> _EXERCISE TASK_:
Set down every entry word for word. Omit the pictures.

> _STORED ROWS_:
-------------------------

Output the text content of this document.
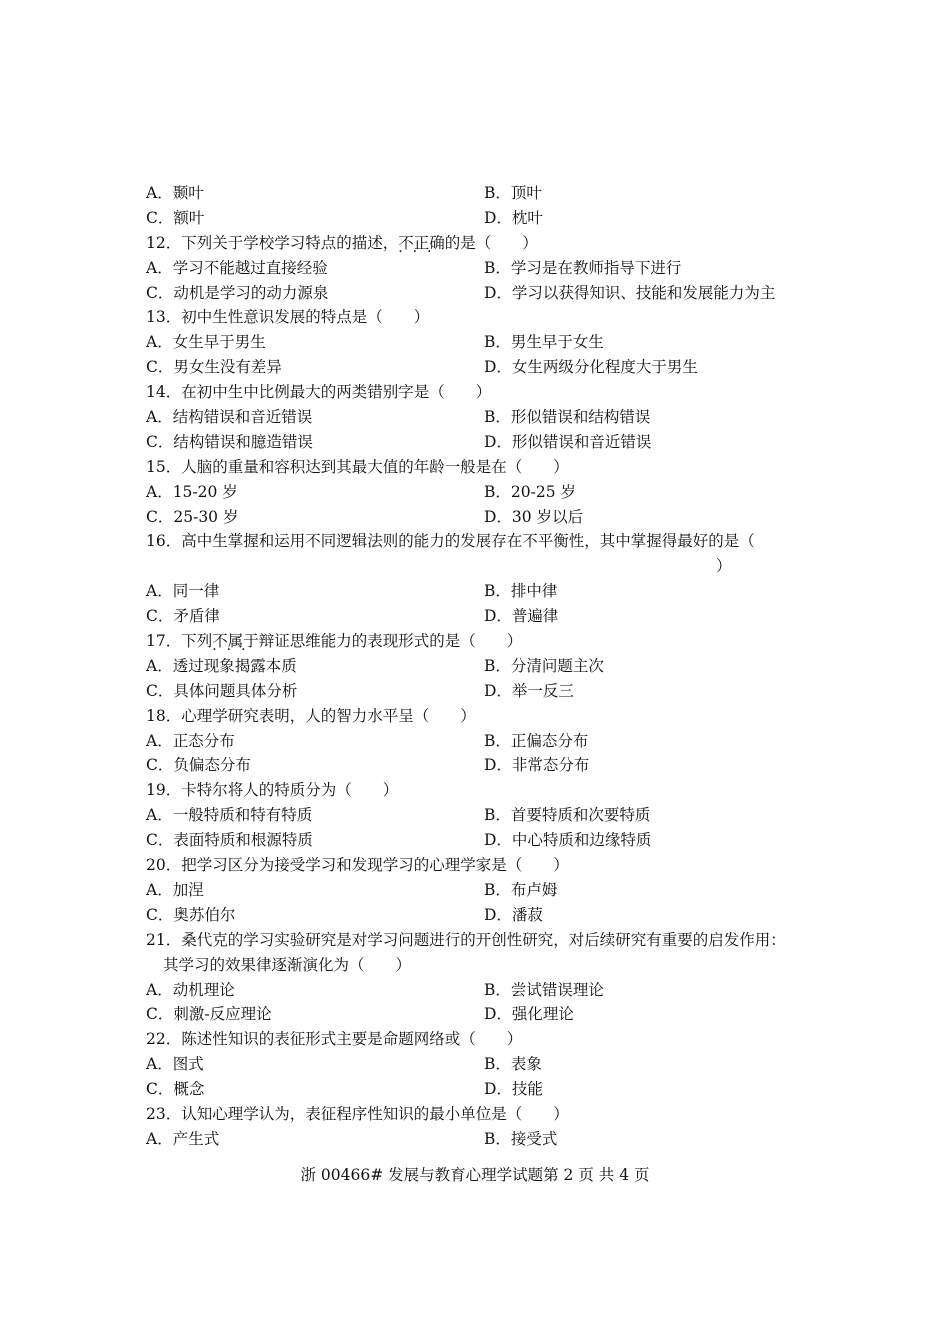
A．颞叶	B．顶叶
C．额叶	D．枕叶
12．下列关于学校学习特点的描述，不正确 · · ·的是（　　）
A．学习不能越过直接经验	B．学习是在教师指导下进行
C．动机是学习的动力源泉	D．学习以获得知识、技能和发展能力为主
13．初中生性意识发展的特点是（　　）
A．女生早于男生	B．男生早于女生
C．男女生没有差异	D．女生两级分化程度大于男生
14．在初中生中比例最大的两类错别字是（　　）
A．结构错误和音近错误	B．形似错误和结构错误
C．结构错误和臆造错误	D．形似错误和音近错误
15．人脑的重量和容积达到其最大值的年龄一般是在（　　）
A．15-20 岁	B．20-25 岁
C．25-30 岁	D．30 岁以后
16．高中生掌握和运用不同逻辑法则的能力的发展存在不平衡性，其中掌握得最好的是（
）
A．同一律	B．排中律
C．矛盾律	D．普遍律
17．下列不属于 · · ·辩证思维能力的表现形式的是（　　）
A．透过现象揭露本质	B．分清问题主次
C．具体问题具体分析	D．举一反三
18．心理学研究表明，人的智力水平呈（　　）
A．正态分布	B．正偏态分布
C．负偏态分布	D．非常态分布
19．卡特尔将人的特质分为（　　）
A．一般特质和特有特质	B．首要特质和次要特质
C．表面特质和根源特质	D．中心特质和边缘特质
20．把学习区分为接受学习和发现学习的心理学家是（　　）
A．加涅	B．布卢姆
C．奥苏伯尔	D．潘菽
21．桑代克的学习实验研究是对学习问题进行的开创性研究，对后续研究有重要的启发作用：
其学习的效果律逐渐演化为（　　）
A．动机理论	B．尝试错误理论
C．刺激-反应理论	D．强化理论
22．陈述性知识的表征形式主要是命题网络或（　　）
A．图式	B．表象
C．概念	D．技能
23．认知心理学认为，表征程序性知识的最小单位是（　　）
A．产生式	B．接受式
浙 00466# 发展与教育心理学试题第 2 页 共 4 页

-------------------------

> _SOLUTION TO THIS TASK_:
Output the text content of this document.
A．颞叶	B．顶叶
C．额叶	D．枕叶
12．下列关于学校学习特点的描述，不正确 · · ·的是（　　）
A．学习不能越过直接经验	B．学习是在教师指导下进行
C．动机是学习的动力源泉	D．学习以获得知识、技能和发展能力为主
13．初中生性意识发展的特点是（　　）
A．女生早于男生	B．男生早于女生
C．男女生没有差异	D．女生两级分化程度大于男生
14．在初中生中比例最大的两类错别字是（　　）
A．结构错误和音近错误	B．形似错误和结构错误
C．结构错误和臆造错误	D．形似错误和音近错误
15．人脑的重量和容积达到其最大值的年龄一般是在（　　）
A．15-20 岁	B．20-25 岁
C．25-30 岁	D．30 岁以后
16．高中生掌握和运用不同逻辑法则的能力的发展存在不平衡性，其中掌握得最好的是（
）
A．同一律	B．排中律
C．矛盾律	D．普遍律
17．下列不属于 · · ·辩证思维能力的表现形式的是（　　）
A．透过现象揭露本质	B．分清问题主次
C．具体问题具体分析	D．举一反三
18．心理学研究表明，人的智力水平呈（　　）
A．正态分布	B．正偏态分布
C．负偏态分布	D．非常态分布
19．卡特尔将人的特质分为（　　）
A．一般特质和特有特质	B．首要特质和次要特质
C．表面特质和根源特质	D．中心特质和边缘特质
20．把学习区分为接受学习和发现学习的心理学家是（　　）
A．加涅	B．布卢姆
C．奥苏伯尔	D．潘菽
21．桑代克的学习实验研究是对学习问题进行的开创性研究，对后续研究有重要的启发作用：
其学习的效果律逐渐演化为（　　）
A．动机理论	B．尝试错误理论
C．刺激-反应理论	D．强化理论
22．陈述性知识的表征形式主要是命题网络或（　　）
A．图式	B．表象
C．概念	D．技能
23．认知心理学认为，表征程序性知识的最小单位是（　　）
A．产生式	B．接受式
浙 00466# 发展与教育心理学试题第 2 页 共 4 页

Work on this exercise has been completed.